Write down every entry below once more, exactly.
** Begin Stored records **
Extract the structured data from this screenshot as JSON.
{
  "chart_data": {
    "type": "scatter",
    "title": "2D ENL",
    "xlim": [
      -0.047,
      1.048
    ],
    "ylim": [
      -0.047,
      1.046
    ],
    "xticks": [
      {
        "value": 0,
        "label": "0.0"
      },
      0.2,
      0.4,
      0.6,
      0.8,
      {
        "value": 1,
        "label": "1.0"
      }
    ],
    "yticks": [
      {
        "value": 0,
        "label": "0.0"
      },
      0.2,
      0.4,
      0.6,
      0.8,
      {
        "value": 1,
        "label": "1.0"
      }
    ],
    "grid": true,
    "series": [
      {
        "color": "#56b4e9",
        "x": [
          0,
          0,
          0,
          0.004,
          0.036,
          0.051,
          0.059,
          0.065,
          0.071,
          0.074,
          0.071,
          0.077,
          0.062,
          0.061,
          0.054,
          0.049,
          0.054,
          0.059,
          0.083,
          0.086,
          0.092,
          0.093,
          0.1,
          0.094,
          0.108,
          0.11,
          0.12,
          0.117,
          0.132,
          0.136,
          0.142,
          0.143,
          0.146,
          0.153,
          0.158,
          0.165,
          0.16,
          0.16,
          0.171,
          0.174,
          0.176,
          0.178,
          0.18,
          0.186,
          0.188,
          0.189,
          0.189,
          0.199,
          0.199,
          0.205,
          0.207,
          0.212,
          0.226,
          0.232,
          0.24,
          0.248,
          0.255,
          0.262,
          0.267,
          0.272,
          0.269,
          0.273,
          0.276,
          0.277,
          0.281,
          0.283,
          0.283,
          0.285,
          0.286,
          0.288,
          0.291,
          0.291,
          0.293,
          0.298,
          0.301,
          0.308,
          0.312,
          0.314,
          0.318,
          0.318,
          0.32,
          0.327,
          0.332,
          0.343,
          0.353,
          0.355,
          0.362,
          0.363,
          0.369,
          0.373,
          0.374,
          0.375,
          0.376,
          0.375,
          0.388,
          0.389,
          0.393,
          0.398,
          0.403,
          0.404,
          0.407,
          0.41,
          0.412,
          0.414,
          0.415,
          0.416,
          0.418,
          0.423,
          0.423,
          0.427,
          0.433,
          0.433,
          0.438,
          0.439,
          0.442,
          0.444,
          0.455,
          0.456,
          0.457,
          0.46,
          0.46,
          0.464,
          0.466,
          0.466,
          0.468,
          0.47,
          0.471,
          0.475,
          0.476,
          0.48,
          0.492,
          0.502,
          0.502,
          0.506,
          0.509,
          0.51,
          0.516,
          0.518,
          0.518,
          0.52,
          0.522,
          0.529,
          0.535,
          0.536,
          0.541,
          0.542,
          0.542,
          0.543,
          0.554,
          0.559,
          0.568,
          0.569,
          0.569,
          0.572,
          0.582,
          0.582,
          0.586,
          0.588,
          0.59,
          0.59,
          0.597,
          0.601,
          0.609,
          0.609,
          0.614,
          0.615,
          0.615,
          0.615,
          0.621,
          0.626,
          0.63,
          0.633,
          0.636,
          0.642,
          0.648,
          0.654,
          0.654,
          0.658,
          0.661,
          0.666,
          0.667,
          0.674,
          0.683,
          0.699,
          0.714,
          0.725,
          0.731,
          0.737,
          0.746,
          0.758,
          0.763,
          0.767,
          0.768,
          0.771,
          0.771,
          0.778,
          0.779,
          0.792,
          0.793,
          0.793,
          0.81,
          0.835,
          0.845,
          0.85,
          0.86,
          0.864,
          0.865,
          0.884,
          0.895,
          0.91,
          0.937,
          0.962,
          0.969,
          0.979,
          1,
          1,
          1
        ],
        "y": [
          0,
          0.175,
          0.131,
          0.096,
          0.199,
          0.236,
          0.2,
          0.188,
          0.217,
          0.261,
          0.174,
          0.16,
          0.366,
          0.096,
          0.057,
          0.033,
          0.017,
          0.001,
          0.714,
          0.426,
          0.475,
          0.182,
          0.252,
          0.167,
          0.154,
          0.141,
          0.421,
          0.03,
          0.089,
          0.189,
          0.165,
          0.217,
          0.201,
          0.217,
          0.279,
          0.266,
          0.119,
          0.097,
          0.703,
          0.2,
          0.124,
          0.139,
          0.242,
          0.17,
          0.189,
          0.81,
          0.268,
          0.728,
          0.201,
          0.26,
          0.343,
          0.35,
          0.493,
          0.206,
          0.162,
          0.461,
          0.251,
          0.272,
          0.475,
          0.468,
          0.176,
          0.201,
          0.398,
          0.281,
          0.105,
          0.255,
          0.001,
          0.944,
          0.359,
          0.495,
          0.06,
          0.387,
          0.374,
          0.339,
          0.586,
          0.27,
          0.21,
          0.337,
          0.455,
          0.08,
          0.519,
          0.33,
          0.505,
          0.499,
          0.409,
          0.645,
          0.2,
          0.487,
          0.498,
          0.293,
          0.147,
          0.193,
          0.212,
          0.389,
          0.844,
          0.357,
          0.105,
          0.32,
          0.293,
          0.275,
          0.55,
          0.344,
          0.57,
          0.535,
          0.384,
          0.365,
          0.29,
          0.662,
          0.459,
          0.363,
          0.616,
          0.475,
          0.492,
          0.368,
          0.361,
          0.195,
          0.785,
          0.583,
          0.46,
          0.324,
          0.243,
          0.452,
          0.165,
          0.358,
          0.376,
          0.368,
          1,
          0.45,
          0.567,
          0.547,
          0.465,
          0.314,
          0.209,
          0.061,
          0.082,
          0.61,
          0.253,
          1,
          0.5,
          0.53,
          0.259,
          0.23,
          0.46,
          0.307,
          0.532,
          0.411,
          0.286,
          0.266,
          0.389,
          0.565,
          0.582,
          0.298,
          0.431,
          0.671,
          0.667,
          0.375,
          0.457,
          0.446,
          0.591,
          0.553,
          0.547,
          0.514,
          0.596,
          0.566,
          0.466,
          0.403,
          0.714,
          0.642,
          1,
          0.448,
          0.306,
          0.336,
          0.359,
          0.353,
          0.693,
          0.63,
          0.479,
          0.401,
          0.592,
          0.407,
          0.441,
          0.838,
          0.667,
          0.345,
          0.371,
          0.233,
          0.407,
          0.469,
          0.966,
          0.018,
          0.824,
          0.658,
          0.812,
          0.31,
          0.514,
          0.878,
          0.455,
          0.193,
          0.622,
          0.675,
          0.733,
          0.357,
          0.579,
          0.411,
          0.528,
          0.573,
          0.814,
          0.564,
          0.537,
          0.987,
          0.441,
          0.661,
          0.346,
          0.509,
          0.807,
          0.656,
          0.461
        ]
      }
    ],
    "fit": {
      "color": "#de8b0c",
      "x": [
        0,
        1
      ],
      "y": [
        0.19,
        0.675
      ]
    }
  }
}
** End Stored records **
→ **Correct output**
Extract the structured data from this screenshot as JSON.
{
  "chart_data": {
    "type": "scatter",
    "title": "2D ENL",
    "xlim": [
      -0.047,
      1.048
    ],
    "ylim": [
      -0.047,
      1.046
    ],
    "xticks": [
      {
        "value": 0,
        "label": "0.0"
      },
      0.2,
      0.4,
      0.6,
      0.8,
      {
        "value": 1,
        "label": "1.0"
      }
    ],
    "yticks": [
      {
        "value": 0,
        "label": "0.0"
      },
      0.2,
      0.4,
      0.6,
      0.8,
      {
        "value": 1,
        "label": "1.0"
      }
    ],
    "grid": true,
    "series": [
      {
        "color": "#56b4e9",
        "x": [
          0,
          0,
          0,
          0.004,
          0.036,
          0.051,
          0.059,
          0.065,
          0.071,
          0.074,
          0.071,
          0.077,
          0.062,
          0.061,
          0.054,
          0.049,
          0.054,
          0.059,
          0.083,
          0.086,
          0.092,
          0.093,
          0.1,
          0.094,
          0.108,
          0.11,
          0.12,
          0.117,
          0.132,
          0.136,
          0.142,
          0.143,
          0.146,
          0.153,
          0.158,
          0.165,
          0.16,
          0.16,
          0.171,
          0.174,
          0.176,
          0.178,
          0.18,
          0.186,
          0.188,
          0.189,
          0.189,
          0.199,
          0.199,
          0.205,
          0.207,
          0.212,
          0.226,
          0.232,
          0.24,
          0.248,
          0.255,
          0.262,
          0.267,
          0.272,
          0.269,
          0.273,
          0.276,
          0.277,
          0.281,
          0.283,
          0.283,
          0.285,
          0.286,
          0.288,
          0.291,
          0.291,
          0.293,
          0.298,
          0.301,
          0.308,
          0.312,
          0.314,
          0.318,
          0.318,
          0.32,
          0.327,
          0.332,
          0.343,
          0.353,
          0.355,
          0.362,
          0.363,
          0.369,
          0.373,
          0.374,
          0.375,
          0.376,
          0.375,
          0.388,
          0.389,
          0.393,
          0.398,
          0.403,
          0.404,
          0.407,
          0.41,
          0.412,
          0.414,
          0.415,
          0.416,
          0.418,
          0.423,
          0.423,
          0.427,
          0.433,
          0.433,
          0.438,
          0.439,
          0.442,
          0.444,
          0.455,
          0.456,
          0.457,
          0.46,
          0.46,
          0.464,
          0.466,
          0.466,
          0.468,
          0.47,
          0.471,
          0.475,
          0.476,
          0.48,
          0.492,
          0.502,
          0.502,
          0.506,
          0.509,
          0.51,
          0.516,
          0.518,
          0.518,
          0.52,
          0.522,
          0.529,
          0.535,
          0.536,
          0.541,
          0.542,
          0.542,
          0.543,
          0.554,
          0.559,
          0.568,
          0.569,
          0.569,
          0.572,
          0.582,
          0.582,
          0.586,
          0.588,
          0.59,
          0.59,
          0.597,
          0.601,
          0.609,
          0.609,
          0.614,
          0.615,
          0.615,
          0.615,
          0.621,
          0.626,
          0.63,
          0.633,
          0.636,
          0.642,
          0.648,
          0.654,
          0.654,
          0.658,
          0.661,
          0.666,
          0.667,
          0.674,
          0.683,
          0.699,
          0.714,
          0.725,
          0.731,
          0.737,
          0.746,
          0.758,
          0.763,
          0.767,
          0.768,
          0.771,
          0.771,
          0.778,
          0.779,
          0.792,
          0.793,
          0.793,
          0.81,
          0.835,
          0.845,
          0.85,
          0.86,
          0.864,
          0.865,
          0.884,
          0.895,
          0.91,
          0.937,
          0.962,
          0.969,
          0.979,
          1,
          1,
          1
        ],
        "y": [
          0,
          0.175,
          0.131,
          0.096,
          0.199,
          0.236,
          0.2,
          0.188,
          0.217,
          0.261,
          0.174,
          0.16,
          0.366,
          0.096,
          0.057,
          0.033,
          0.017,
          0.001,
          0.714,
          0.426,
          0.475,
          0.182,
          0.252,
          0.167,
          0.154,
          0.141,
          0.421,
          0.03,
          0.089,
          0.189,
          0.165,
          0.217,
          0.201,
          0.217,
          0.279,
          0.266,
          0.119,
          0.097,
          0.703,
          0.2,
          0.124,
          0.139,
          0.242,
          0.17,
          0.189,
          0.81,
          0.268,
          0.728,
          0.201,
          0.26,
          0.343,
          0.35,
          0.493,
          0.206,
          0.162,
          0.461,
          0.251,
          0.272,
          0.475,
          0.468,
          0.176,
          0.201,
          0.398,
          0.281,
          0.105,
          0.255,
          0.001,
          0.944,
          0.359,
          0.495,
          0.06,
          0.387,
          0.374,
          0.339,
          0.586,
          0.27,
          0.21,
          0.337,
          0.455,
          0.08,
          0.519,
          0.33,
          0.505,
          0.499,
          0.409,
          0.645,
          0.2,
          0.487,
          0.498,
          0.293,
          0.147,
          0.193,
          0.212,
          0.389,
          0.844,
          0.357,
          0.105,
          0.32,
          0.293,
          0.275,
          0.55,
          0.344,
          0.57,
          0.535,
          0.384,
          0.365,
          0.29,
          0.662,
          0.459,
          0.363,
          0.616,
          0.475,
          0.492,
          0.368,
          0.361,
          0.195,
          0.785,
          0.583,
          0.46,
          0.324,
          0.243,
          0.452,
          0.165,
          0.358,
          0.376,
          0.368,
          1,
          0.45,
          0.567,
          0.547,
          0.465,
          0.314,
          0.209,
          0.061,
          0.082,
          0.61,
          0.253,
          1,
          0.5,
          0.53,
          0.259,
          0.23,
          0.46,
          0.307,
          0.532,
          0.411,
          0.286,
          0.266,
          0.389,
          0.565,
          0.582,
          0.298,
          0.431,
          0.671,
          0.667,
          0.375,
          0.457,
          0.446,
          0.591,
          0.553,
          0.547,
          0.514,
          0.596,
          0.566,
          0.466,
          0.403,
          0.714,
          0.642,
          1,
          0.448,
          0.306,
          0.336,
          0.359,
          0.353,
          0.693,
          0.63,
          0.479,
          0.401,
          0.592,
          0.407,
          0.441,
          0.838,
          0.667,
          0.345,
          0.371,
          0.233,
          0.407,
          0.469,
          0.966,
          0.018,
          0.824,
          0.658,
          0.812,
          0.31,
          0.514,
          0.878,
          0.455,
          0.193,
          0.622,
          0.675,
          0.733,
          0.357,
          0.579,
          0.411,
          0.528,
          0.573,
          0.814,
          0.564,
          0.537,
          0.987,
          0.441,
          0.661,
          0.346,
          0.509,
          0.807,
          0.656,
          0.461
        ]
      }
    ],
    "fit": {
      "color": "#de8b0c",
      "x": [
        0,
        1
      ],
      "y": [
        0.19,
        0.675
      ]
    }
  }
}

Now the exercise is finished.